§ Instruction
Copy all the material below, exactly as it stands.
╭──
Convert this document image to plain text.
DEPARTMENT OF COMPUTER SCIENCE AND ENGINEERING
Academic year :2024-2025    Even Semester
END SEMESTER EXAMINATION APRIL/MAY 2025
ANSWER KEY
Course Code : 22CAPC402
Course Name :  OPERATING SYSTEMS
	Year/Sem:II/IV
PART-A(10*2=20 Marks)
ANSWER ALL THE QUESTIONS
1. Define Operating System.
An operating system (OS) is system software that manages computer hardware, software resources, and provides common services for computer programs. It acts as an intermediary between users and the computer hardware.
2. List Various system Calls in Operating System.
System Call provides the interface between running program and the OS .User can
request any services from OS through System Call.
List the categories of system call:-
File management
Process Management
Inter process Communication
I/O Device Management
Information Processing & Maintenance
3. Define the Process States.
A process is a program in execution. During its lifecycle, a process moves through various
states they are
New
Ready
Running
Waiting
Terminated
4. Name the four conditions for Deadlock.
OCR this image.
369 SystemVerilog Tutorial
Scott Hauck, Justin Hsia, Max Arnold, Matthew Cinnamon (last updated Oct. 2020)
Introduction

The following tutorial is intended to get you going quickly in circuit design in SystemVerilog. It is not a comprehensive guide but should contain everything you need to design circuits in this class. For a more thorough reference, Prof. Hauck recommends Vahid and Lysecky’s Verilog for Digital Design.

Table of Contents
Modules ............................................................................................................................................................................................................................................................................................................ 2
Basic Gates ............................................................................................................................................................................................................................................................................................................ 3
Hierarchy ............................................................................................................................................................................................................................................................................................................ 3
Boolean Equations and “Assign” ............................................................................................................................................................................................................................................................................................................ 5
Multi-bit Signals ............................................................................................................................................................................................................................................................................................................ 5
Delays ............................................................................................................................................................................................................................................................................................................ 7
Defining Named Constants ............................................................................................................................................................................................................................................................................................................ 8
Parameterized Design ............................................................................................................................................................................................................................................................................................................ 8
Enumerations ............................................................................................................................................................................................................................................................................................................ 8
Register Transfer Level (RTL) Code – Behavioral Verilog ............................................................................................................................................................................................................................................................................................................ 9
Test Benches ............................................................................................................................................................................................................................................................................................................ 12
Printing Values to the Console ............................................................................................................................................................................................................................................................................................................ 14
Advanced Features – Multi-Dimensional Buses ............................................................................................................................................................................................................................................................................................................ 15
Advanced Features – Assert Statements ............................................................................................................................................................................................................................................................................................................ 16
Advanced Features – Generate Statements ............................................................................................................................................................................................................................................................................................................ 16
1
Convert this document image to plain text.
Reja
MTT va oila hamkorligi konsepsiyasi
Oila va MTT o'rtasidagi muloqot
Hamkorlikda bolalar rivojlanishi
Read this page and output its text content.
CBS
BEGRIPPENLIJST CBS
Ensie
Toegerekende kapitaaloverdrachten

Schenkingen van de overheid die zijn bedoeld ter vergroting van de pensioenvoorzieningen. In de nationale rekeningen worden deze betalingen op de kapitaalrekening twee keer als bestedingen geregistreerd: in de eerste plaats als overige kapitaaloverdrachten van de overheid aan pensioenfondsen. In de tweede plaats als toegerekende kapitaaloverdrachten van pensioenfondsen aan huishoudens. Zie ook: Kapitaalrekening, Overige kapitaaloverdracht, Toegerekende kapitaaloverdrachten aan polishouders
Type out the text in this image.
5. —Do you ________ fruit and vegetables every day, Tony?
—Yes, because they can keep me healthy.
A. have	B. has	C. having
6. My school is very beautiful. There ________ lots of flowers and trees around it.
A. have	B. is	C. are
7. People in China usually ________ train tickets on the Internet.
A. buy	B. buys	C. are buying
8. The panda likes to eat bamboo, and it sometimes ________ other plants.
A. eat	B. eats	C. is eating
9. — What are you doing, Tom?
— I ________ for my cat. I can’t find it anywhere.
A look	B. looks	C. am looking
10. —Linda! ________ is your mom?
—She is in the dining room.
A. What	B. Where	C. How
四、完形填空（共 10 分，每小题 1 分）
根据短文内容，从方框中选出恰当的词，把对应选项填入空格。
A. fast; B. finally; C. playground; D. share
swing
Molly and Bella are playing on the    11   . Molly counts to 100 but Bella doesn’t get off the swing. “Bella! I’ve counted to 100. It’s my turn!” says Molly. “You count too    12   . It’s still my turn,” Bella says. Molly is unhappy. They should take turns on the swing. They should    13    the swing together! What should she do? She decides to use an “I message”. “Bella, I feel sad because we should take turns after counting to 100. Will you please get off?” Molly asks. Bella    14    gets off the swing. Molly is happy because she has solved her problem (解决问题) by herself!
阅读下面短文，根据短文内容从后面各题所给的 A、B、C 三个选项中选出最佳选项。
╰──
§ Exercise result
Convert this document image to plain text.
DEPARTMENT OF COMPUTER SCIENCE AND ENGINEERING
Academic year :2024-2025    Even Semester
END SEMESTER EXAMINATION APRIL/MAY 2025
ANSWER KEY
Course Code : 22CAPC402
Course Name :  OPERATING SYSTEMS
	Year/Sem:II/IV
PART-A(10*2=20 Marks)
ANSWER ALL THE QUESTIONS
1. Define Operating System.
An operating system (OS) is system software that manages computer hardware, software resources, and provides common services for computer programs. It acts as an intermediary between users and the computer hardware.
2. List Various system Calls in Operating System.
System Call provides the interface between running program and the OS .User can
request any services from OS through System Call.
List the categories of system call:-
File management
Process Management
Inter process Communication
I/O Device Management
Information Processing & Maintenance
3. Define the Process States.
A process is a program in execution. During its lifecycle, a process moves through various
states they are
New
Ready
Running
Waiting
Terminated
4. Name the four conditions for Deadlock.
OCR this image.
369 SystemVerilog Tutorial
Scott Hauck, Justin Hsia, Max Arnold, Matthew Cinnamon (last updated Oct. 2020)
Introduction

The following tutorial is intended to get you going quickly in circuit design in SystemVerilog. It is not a comprehensive guide but should contain everything you need to design circuits in this class. For a more thorough reference, Prof. Hauck recommends Vahid and Lysecky’s Verilog for Digital Design.

Table of Contents
Modules ............................................................................................................................................................................................................................................................................................................ 2
Basic Gates ............................................................................................................................................................................................................................................................................................................ 3
Hierarchy ............................................................................................................................................................................................................................................................................................................ 3
Boolean Equations and “Assign” ............................................................................................................................................................................................................................................................................................................ 5
Multi-bit Signals ............................................................................................................................................................................................................................................................................................................ 5
Delays ............................................................................................................................................................................................................................................................................................................ 7
Defining Named Constants ............................................................................................................................................................................................................................................................................................................ 8
Parameterized Design ............................................................................................................................................................................................................................................................................................................ 8
Enumerations ............................................................................................................................................................................................................................................................................................................ 8
Register Transfer Level (RTL) Code – Behavioral Verilog ............................................................................................................................................................................................................................................................................................................ 9
Test Benches ............................................................................................................................................................................................................................................................................................................ 12
Printing Values to the Console ............................................................................................................................................................................................................................................................................................................ 14
Advanced Features – Multi-Dimensional Buses ............................................................................................................................................................................................................................................................................................................ 15
Advanced Features – Assert Statements ............................................................................................................................................................................................................................................................................................................ 16
Advanced Features – Generate Statements ............................................................................................................................................................................................................................................................................................................ 16
1
Convert this document image to plain text.
Reja
MTT va oila hamkorligi konsepsiyasi
Oila va MTT o'rtasidagi muloqot
Hamkorlikda bolalar rivojlanishi
Read this page and output its text content.
CBS
BEGRIPPENLIJST CBS
Ensie
Toegerekende kapitaaloverdrachten

Schenkingen van de overheid die zijn bedoeld ter vergroting van de pensioenvoorzieningen. In de nationale rekeningen worden deze betalingen op de kapitaalrekening twee keer als bestedingen geregistreerd: in de eerste plaats als overige kapitaaloverdrachten van de overheid aan pensioenfondsen. In de tweede plaats als toegerekende kapitaaloverdrachten van pensioenfondsen aan huishoudens. Zie ook: Kapitaalrekening, Overige kapitaaloverdracht, Toegerekende kapitaaloverdrachten aan polishouders
Type out the text in this image.
5. —Do you ________ fruit and vegetables every day, Tony?
—Yes, because they can keep me healthy.
A. have	B. has	C. having
6. My school is very beautiful. There ________ lots of flowers and trees around it.
A. have	B. is	C. are
7. People in China usually ________ train tickets on the Internet.
A. buy	B. buys	C. are buying
8. The panda likes to eat bamboo, and it sometimes ________ other plants.
A. eat	B. eats	C. is eating
9. — What are you doing, Tom?
— I ________ for my cat. I can’t find it anywhere.
A look	B. looks	C. am looking
10. —Linda! ________ is your mom?
—She is in the dining room.
A. What	B. Where	C. How
四、完形填空（共 10 分，每小题 1 分）
根据短文内容，从方框中选出恰当的词，把对应选项填入空格。
A. fast; B. finally; C. playground; D. share
swing
Molly and Bella are playing on the    11   . Molly counts to 100 but Bella doesn’t get off the swing. “Bella! I’ve counted to 100. It’s my turn!” says Molly. “You count too    12   . It’s still my turn,” Bella says. Molly is unhappy. They should take turns on the swing. They should    13    the swing together! What should she do? She decides to use an “I message”. “Bella, I feel sad because we should take turns after counting to 100. Will you please get off?” Molly asks. Bella    14    gets off the swing. Molly is happy because she has solved her problem (解决问题) by herself!
阅读下面短文，根据短文内容从后面各题所给的 A、B、C 三个选项中选出最佳选项。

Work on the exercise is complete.